### WORK REQUIRED
Transcribe each line of the material as it is, and drop any picture.

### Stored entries
+-------+

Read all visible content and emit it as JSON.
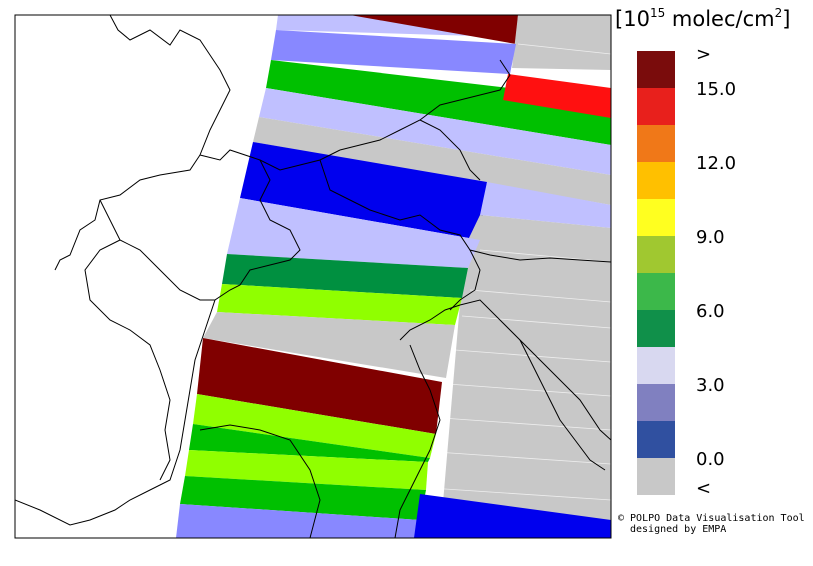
{
  "legend": {
    "title_bracket_open": "[",
    "title_base": "10",
    "title_exp": "15",
    "title_unit": " molec/cm",
    "title_sq": "2",
    "title_bracket_close": "]",
    "ticks": [
      ">",
      "15.0",
      "12.0",
      "9.0",
      "6.0",
      "3.0",
      "0.0",
      "<"
    ],
    "colors_top_to_bottom": [
      "#7a0c0c",
      "#e8201c",
      "#f07818",
      "#ffc000",
      "#ffff20",
      "#a0c830",
      "#3cb84a",
      "#10904a",
      "#d8d8f0",
      "#8080c0",
      "#3050a0",
      "#c8c8c8"
    ]
  },
  "credits": {
    "line1": "© POLPO Data Visualisation Tool",
    "line2": "designed by EMPA"
  },
  "palette": {
    "dark_red": "#800000",
    "red": "#ff1010",
    "lavender": "#c0c0ff",
    "periwinkle": "#8888ff",
    "green": "#00c000",
    "dark_green": "#009040",
    "lime": "#90ff00",
    "blue": "#0000ee",
    "gray": "#c8c8c8"
  }
}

+-------+

### TASK OUTPUT
Read all visible content and emit it as JSON.
{
  "legend": {
    "title_bracket_open": "[",
    "title_base": "10",
    "title_exp": "15",
    "title_unit": " molec/cm",
    "title_sq": "2",
    "title_bracket_close": "]",
    "ticks": [
      ">",
      "15.0",
      "12.0",
      "9.0",
      "6.0",
      "3.0",
      "0.0",
      "<"
    ],
    "colors_top_to_bottom": [
      "#7a0c0c",
      "#e8201c",
      "#f07818",
      "#ffc000",
      "#ffff20",
      "#a0c830",
      "#3cb84a",
      "#10904a",
      "#d8d8f0",
      "#8080c0",
      "#3050a0",
      "#c8c8c8"
    ]
  },
  "credits": {
    "line1": "© POLPO Data Visualisation Tool",
    "line2": "designed by EMPA"
  },
  "palette": {
    "dark_red": "#800000",
    "red": "#ff1010",
    "lavender": "#c0c0ff",
    "periwinkle": "#8888ff",
    "green": "#00c000",
    "dark_green": "#009040",
    "lime": "#90ff00",
    "blue": "#0000ee",
    "gray": "#c8c8c8"
  }
}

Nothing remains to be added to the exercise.